* Chart and figure data
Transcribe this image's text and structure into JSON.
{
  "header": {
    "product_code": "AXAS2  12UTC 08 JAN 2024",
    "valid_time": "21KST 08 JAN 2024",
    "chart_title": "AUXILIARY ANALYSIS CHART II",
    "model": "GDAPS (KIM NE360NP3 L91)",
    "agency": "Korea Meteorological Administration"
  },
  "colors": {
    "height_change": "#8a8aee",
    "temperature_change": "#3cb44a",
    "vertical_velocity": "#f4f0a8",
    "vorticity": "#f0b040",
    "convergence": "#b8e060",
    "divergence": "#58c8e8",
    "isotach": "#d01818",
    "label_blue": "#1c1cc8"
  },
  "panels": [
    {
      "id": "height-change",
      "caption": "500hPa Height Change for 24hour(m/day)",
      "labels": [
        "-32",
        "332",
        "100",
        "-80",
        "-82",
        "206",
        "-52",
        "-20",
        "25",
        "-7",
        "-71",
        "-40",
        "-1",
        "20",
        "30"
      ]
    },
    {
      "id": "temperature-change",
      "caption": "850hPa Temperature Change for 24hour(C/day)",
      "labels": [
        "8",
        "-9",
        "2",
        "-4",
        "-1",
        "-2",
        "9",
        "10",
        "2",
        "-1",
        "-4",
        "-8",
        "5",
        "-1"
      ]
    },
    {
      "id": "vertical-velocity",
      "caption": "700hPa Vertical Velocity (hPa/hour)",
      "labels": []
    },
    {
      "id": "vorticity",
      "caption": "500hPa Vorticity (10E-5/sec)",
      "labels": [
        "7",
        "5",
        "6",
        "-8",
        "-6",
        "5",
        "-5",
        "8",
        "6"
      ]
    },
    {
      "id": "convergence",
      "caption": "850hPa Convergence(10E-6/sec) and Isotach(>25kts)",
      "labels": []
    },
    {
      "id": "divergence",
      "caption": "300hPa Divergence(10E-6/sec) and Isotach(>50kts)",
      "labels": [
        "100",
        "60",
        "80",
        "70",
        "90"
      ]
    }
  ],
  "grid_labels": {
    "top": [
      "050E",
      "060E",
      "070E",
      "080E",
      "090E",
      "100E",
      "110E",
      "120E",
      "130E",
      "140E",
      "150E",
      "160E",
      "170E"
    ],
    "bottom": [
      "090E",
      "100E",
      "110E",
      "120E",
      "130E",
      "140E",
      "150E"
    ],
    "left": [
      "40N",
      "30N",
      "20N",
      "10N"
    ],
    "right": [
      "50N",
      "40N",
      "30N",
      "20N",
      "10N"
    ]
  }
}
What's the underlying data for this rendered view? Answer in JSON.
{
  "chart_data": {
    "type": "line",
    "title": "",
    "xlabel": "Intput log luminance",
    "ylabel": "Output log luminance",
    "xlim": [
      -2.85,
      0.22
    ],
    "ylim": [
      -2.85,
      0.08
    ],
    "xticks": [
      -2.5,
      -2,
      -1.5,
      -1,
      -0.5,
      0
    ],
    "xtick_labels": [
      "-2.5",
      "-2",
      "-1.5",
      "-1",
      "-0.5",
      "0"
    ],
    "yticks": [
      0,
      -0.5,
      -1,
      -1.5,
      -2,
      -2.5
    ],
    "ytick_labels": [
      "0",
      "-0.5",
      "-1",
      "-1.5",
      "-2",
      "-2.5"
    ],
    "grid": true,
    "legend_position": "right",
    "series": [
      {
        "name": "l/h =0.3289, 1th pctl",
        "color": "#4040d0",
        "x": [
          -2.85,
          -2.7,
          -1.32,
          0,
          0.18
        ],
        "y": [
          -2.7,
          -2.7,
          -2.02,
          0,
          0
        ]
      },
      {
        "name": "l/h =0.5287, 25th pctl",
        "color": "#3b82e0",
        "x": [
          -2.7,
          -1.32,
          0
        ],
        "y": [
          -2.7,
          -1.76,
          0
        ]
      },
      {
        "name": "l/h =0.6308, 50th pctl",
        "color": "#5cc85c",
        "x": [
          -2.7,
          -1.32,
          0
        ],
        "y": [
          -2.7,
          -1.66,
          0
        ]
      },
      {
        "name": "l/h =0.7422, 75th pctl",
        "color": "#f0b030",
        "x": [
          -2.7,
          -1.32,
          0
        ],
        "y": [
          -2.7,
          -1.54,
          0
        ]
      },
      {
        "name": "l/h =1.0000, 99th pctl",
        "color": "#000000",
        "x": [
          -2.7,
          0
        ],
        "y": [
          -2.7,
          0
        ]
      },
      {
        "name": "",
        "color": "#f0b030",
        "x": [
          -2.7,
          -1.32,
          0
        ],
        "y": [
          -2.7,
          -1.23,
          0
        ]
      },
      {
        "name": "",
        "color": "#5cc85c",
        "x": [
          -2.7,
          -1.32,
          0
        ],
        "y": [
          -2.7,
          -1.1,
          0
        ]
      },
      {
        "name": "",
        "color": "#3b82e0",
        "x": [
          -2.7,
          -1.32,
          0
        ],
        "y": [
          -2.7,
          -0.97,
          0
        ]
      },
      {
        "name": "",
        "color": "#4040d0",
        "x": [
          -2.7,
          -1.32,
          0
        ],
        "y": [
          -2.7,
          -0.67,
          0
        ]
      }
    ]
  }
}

* Work to complete
Gather, from the listing above, every line carrying the word "JSON".

* Final result
Transcribe this image's text and structure into JSON.
What's the underlying data for this rendered view? Answer in JSON.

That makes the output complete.